** begin **

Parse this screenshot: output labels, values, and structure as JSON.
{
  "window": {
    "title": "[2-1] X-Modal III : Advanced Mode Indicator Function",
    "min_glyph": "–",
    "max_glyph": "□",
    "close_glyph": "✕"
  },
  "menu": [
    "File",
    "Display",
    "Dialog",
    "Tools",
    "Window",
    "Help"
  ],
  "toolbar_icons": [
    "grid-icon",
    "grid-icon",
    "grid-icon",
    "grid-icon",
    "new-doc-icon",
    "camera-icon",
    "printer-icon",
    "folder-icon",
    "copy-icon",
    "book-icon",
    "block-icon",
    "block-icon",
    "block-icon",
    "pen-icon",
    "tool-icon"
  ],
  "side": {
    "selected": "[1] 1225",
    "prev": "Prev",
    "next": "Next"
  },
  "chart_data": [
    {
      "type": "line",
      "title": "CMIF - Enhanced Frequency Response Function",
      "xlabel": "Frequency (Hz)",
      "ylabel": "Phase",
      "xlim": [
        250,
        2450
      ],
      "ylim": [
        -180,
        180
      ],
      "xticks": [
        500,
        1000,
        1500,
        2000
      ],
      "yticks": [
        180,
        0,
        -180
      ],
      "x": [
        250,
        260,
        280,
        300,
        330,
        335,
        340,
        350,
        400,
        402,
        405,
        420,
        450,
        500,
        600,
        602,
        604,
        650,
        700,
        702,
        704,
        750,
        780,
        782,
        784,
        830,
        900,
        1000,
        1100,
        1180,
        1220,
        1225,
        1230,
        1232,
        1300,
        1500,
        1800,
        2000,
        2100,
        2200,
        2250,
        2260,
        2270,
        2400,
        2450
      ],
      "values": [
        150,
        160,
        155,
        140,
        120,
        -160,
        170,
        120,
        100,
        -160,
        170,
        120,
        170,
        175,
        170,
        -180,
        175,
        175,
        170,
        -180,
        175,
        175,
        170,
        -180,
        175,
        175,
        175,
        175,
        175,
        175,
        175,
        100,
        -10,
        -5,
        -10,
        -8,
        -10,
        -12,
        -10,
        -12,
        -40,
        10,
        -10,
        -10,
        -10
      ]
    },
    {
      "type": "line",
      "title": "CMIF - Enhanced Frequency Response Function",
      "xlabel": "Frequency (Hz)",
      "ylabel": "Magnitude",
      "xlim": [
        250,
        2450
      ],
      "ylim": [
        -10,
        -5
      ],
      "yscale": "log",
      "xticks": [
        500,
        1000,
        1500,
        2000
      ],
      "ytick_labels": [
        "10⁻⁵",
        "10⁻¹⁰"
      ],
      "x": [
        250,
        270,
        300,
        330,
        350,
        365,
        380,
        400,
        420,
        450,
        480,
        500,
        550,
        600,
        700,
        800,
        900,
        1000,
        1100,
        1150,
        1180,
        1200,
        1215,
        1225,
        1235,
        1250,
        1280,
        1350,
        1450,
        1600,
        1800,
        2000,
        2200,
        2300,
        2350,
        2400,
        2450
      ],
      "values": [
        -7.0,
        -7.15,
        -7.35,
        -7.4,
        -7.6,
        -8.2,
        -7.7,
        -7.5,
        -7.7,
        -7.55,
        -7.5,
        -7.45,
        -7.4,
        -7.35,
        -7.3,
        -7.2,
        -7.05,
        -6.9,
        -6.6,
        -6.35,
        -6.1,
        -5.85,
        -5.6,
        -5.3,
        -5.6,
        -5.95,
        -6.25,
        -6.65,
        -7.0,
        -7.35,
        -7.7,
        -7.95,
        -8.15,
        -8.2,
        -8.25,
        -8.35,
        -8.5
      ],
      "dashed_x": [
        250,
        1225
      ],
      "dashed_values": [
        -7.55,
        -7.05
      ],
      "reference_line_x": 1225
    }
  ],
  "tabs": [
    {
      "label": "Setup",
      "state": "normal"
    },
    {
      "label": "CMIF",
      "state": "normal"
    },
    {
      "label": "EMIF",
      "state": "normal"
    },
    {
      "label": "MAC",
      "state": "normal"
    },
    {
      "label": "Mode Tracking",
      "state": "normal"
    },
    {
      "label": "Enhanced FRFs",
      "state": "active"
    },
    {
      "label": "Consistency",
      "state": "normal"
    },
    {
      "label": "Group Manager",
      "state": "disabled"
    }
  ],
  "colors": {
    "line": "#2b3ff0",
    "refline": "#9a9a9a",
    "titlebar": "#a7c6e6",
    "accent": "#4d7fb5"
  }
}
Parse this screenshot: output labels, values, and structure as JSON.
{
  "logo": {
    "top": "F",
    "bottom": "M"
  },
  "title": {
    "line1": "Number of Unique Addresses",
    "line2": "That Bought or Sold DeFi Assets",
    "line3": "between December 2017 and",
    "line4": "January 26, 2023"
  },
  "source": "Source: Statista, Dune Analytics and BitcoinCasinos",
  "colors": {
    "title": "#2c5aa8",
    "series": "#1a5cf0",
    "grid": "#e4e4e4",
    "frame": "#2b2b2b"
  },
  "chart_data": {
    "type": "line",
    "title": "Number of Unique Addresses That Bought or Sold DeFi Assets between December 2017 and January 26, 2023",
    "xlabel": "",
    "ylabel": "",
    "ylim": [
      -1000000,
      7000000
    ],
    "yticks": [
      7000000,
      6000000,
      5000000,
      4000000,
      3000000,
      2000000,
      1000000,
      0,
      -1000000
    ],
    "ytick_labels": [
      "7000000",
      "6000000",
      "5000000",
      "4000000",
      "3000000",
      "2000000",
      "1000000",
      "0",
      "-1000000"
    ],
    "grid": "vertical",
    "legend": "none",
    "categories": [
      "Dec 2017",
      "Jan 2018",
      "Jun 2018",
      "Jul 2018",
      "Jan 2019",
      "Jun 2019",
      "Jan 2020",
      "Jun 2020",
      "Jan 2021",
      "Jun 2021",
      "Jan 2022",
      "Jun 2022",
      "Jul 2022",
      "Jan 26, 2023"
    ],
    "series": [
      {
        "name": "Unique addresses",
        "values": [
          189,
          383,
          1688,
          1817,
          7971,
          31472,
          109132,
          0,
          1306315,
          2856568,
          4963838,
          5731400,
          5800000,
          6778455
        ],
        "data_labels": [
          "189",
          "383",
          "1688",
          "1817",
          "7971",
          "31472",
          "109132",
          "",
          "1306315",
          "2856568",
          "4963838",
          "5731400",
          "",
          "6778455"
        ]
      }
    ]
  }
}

** end **

- **REQUIREMENT**: Write the entire listing out again, word for word.

- **FULL RESPONSE**:
Parse this screenshot: output labels, values, and structure as JSON.
{
  "window": {
    "title": "[2-1] X-Modal III : Advanced Mode Indicator Function",
    "min_glyph": "–",
    "max_glyph": "□",
    "close_glyph": "✕"
  },
  "menu": [
    "File",
    "Display",
    "Dialog",
    "Tools",
    "Window",
    "Help"
  ],
  "toolbar_icons": [
    "grid-icon",
    "grid-icon",
    "grid-icon",
    "grid-icon",
    "new-doc-icon",
    "camera-icon",
    "printer-icon",
    "folder-icon",
    "copy-icon",
    "book-icon",
    "block-icon",
    "block-icon",
    "block-icon",
    "pen-icon",
    "tool-icon"
  ],
  "side": {
    "selected": "[1] 1225",
    "prev": "Prev",
    "next": "Next"
  },
  "chart_data": [
    {
      "type": "line",
      "title": "CMIF - Enhanced Frequency Response Function",
      "xlabel": "Frequency (Hz)",
      "ylabel": "Phase",
      "xlim": [
        250,
        2450
      ],
      "ylim": [
        -180,
        180
      ],
      "xticks": [
        500,
        1000,
        1500,
        2000
      ],
      "yticks": [
        180,
        0,
        -180
      ],
      "x": [
        250,
        260,
        280,
        300,
        330,
        335,
        340,
        350,
        400,
        402,
        405,
        420,
        450,
        500,
        600,
        602,
        604,
        650,
        700,
        702,
        704,
        750,
        780,
        782,
        784,
        830,
        900,
        1000,
        1100,
        1180,
        1220,
        1225,
        1230,
        1232,
        1300,
        1500,
        1800,
        2000,
        2100,
        2200,
        2250,
        2260,
        2270,
        2400,
        2450
      ],
      "values": [
        150,
        160,
        155,
        140,
        120,
        -160,
        170,
        120,
        100,
        -160,
        170,
        120,
        170,
        175,
        170,
        -180,
        175,
        175,
        170,
        -180,
        175,
        175,
        170,
        -180,
        175,
        175,
        175,
        175,
        175,
        175,
        175,
        100,
        -10,
        -5,
        -10,
        -8,
        -10,
        -12,
        -10,
        -12,
        -40,
        10,
        -10,
        -10,
        -10
      ]
    },
    {
      "type": "line",
      "title": "CMIF - Enhanced Frequency Response Function",
      "xlabel": "Frequency (Hz)",
      "ylabel": "Magnitude",
      "xlim": [
        250,
        2450
      ],
      "ylim": [
        -10,
        -5
      ],
      "yscale": "log",
      "xticks": [
        500,
        1000,
        1500,
        2000
      ],
      "ytick_labels": [
        "10⁻⁵",
        "10⁻¹⁰"
      ],
      "x": [
        250,
        270,
        300,
        330,
        350,
        365,
        380,
        400,
        420,
        450,
        480,
        500,
        550,
        600,
        700,
        800,
        900,
        1000,
        1100,
        1150,
        1180,
        1200,
        1215,
        1225,
        1235,
        1250,
        1280,
        1350,
        1450,
        1600,
        1800,
        2000,
        2200,
        2300,
        2350,
        2400,
        2450
      ],
      "values": [
        -7.0,
        -7.15,
        -7.35,
        -7.4,
        -7.6,
        -8.2,
        -7.7,
        -7.5,
        -7.7,
        -7.55,
        -7.5,
        -7.45,
        -7.4,
        -7.35,
        -7.3,
        -7.2,
        -7.05,
        -6.9,
        -6.6,
        -6.35,
        -6.1,
        -5.85,
        -5.6,
        -5.3,
        -5.6,
        -5.95,
        -6.25,
        -6.65,
        -7.0,
        -7.35,
        -7.7,
        -7.95,
        -8.15,
        -8.2,
        -8.25,
        -8.35,
        -8.5
      ],
      "dashed_x": [
        250,
        1225
      ],
      "dashed_values": [
        -7.55,
        -7.05
      ],
      "reference_line_x": 1225
    }
  ],
  "tabs": [
    {
      "label": "Setup",
      "state": "normal"
    },
    {
      "label": "CMIF",
      "state": "normal"
    },
    {
      "label": "EMIF",
      "state": "normal"
    },
    {
      "label": "MAC",
      "state": "normal"
    },
    {
      "label": "Mode Tracking",
      "state": "normal"
    },
    {
      "label": "Enhanced FRFs",
      "state": "active"
    },
    {
      "label": "Consistency",
      "state": "normal"
    },
    {
      "label": "Group Manager",
      "state": "disabled"
    }
  ],
  "colors": {
    "line": "#2b3ff0",
    "refline": "#9a9a9a",
    "titlebar": "#a7c6e6",
    "accent": "#4d7fb5"
  }
}
Parse this screenshot: output labels, values, and structure as JSON.
{
  "logo": {
    "top": "F",
    "bottom": "M"
  },
  "title": {
    "line1": "Number of Unique Addresses",
    "line2": "That Bought or Sold DeFi Assets",
    "line3": "between December 2017 and",
    "line4": "January 26, 2023"
  },
  "source": "Source: Statista, Dune Analytics and BitcoinCasinos",
  "colors": {
    "title": "#2c5aa8",
    "series": "#1a5cf0",
    "grid": "#e4e4e4",
    "frame": "#2b2b2b"
  },
  "chart_data": {
    "type": "line",
    "title": "Number of Unique Addresses That Bought or Sold DeFi Assets between December 2017 and January 26, 2023",
    "xlabel": "",
    "ylabel": "",
    "ylim": [
      -1000000,
      7000000
    ],
    "yticks": [
      7000000,
      6000000,
      5000000,
      4000000,
      3000000,
      2000000,
      1000000,
      0,
      -1000000
    ],
    "ytick_labels": [
      "7000000",
      "6000000",
      "5000000",
      "4000000",
      "3000000",
      "2000000",
      "1000000",
      "0",
      "-1000000"
    ],
    "grid": "vertical",
    "legend": "none",
    "categories": [
      "Dec 2017",
      "Jan 2018",
      "Jun 2018",
      "Jul 2018",
      "Jan 2019",
      "Jun 2019",
      "Jan 2020",
      "Jun 2020",
      "Jan 2021",
      "Jun 2021",
      "Jan 2022",
      "Jun 2022",
      "Jul 2022",
      "Jan 26, 2023"
    ],
    "series": [
      {
        "name": "Unique addresses",
        "values": [
          189,
          383,
          1688,
          1817,
          7971,
          31472,
          109132,
          0,
          1306315,
          2856568,
          4963838,
          5731400,
          5800000,
          6778455
        ],
        "data_labels": [
          "189",
          "383",
          "1688",
          "1817",
          "7971",
          "31472",
          "109132",
          "",
          "1306315",
          "2856568",
          "4963838",
          "5731400",
          "",
          "6778455"
        ]
      }
    ]
  }
}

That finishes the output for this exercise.